Written exercise: Filter the records below down to lines containing "Мероприятие".

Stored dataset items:
○ ○ ○
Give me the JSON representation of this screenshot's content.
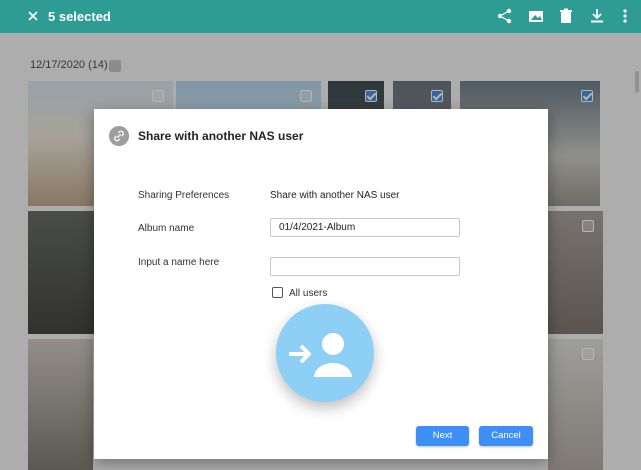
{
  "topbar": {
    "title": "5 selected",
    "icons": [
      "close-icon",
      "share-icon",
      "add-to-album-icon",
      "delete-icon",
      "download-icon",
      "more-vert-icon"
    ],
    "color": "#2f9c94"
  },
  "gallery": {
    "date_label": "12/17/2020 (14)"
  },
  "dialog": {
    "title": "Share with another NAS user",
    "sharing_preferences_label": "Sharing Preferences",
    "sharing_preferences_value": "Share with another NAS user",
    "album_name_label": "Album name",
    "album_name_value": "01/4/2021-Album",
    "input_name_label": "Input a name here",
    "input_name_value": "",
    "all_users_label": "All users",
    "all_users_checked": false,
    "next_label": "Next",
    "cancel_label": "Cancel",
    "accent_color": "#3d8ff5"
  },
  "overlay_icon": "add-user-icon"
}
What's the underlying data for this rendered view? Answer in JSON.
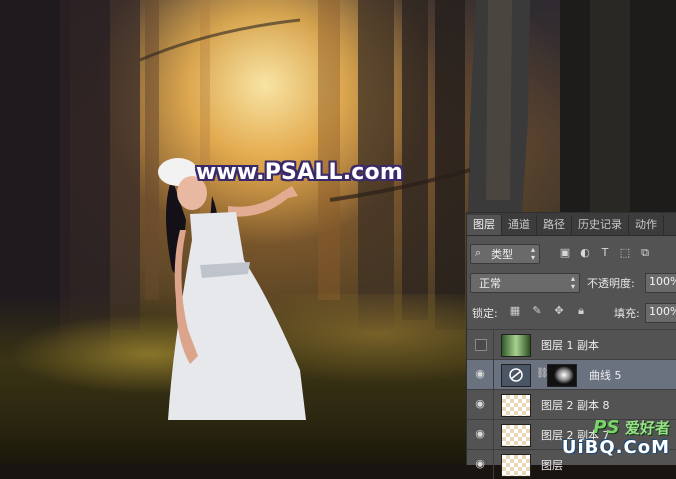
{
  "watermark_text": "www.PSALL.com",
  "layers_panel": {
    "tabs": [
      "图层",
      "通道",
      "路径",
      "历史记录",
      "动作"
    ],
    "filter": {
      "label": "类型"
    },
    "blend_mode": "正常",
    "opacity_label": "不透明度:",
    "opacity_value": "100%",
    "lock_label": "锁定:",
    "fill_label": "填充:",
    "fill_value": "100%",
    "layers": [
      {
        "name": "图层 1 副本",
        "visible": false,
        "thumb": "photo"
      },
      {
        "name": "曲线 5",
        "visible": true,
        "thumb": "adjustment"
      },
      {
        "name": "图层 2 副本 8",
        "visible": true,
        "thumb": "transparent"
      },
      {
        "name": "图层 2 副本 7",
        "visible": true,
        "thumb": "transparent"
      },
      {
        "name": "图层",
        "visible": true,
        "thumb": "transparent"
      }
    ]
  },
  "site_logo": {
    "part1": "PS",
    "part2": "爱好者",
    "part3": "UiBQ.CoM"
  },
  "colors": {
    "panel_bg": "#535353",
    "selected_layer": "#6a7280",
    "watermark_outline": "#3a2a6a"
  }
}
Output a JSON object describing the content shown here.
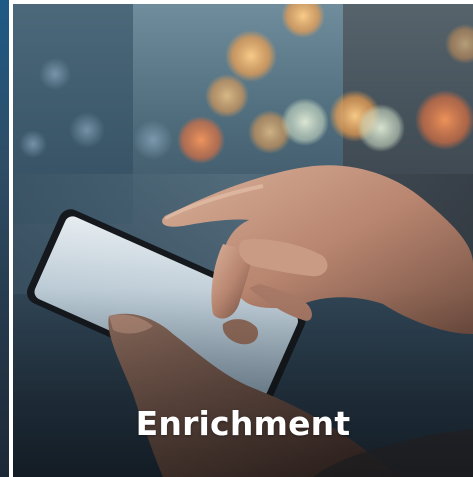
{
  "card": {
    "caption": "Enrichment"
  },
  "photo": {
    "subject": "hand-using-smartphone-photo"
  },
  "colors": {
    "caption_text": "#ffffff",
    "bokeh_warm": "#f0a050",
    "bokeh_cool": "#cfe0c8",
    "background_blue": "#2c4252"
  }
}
○ ○ ○
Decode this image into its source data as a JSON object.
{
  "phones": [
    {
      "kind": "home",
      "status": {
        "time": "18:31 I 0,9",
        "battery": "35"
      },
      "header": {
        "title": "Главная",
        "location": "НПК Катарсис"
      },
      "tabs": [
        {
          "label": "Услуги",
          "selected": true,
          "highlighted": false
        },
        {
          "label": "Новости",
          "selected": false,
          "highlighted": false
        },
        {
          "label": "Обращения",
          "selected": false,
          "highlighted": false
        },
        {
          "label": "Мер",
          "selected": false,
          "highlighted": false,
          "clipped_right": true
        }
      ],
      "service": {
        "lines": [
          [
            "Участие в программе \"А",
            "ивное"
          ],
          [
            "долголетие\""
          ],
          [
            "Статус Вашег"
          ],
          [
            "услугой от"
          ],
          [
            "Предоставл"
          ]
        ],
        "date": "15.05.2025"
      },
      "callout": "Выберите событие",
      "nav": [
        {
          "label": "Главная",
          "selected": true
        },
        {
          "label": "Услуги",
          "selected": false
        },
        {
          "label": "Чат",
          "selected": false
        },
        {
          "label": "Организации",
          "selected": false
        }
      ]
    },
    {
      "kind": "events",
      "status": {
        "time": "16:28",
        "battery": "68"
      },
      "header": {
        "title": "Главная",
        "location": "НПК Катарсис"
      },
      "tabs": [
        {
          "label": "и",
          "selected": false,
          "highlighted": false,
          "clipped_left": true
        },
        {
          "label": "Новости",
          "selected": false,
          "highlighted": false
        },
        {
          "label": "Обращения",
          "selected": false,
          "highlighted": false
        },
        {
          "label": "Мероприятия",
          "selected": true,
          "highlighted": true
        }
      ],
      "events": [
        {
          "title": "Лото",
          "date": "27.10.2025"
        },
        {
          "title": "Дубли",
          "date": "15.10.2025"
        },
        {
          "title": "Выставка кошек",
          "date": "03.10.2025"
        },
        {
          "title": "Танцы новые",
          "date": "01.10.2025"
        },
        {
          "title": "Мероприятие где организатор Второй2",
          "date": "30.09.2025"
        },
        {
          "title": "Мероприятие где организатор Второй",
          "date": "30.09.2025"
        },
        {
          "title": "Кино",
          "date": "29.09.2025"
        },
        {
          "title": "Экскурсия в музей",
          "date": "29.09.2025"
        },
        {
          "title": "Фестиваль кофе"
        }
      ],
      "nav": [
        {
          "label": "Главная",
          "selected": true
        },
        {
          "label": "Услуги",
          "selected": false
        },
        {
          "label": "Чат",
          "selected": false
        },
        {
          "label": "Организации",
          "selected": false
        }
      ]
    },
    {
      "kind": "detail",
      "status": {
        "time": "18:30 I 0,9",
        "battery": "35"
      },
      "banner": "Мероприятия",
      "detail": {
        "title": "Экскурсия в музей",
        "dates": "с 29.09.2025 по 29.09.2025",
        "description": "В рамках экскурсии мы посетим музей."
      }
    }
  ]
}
○ ○ ○
Exercise result:
          "title": "Мероприятие где организатор Второй2",
          "title": "Мероприятие где организатор Второй",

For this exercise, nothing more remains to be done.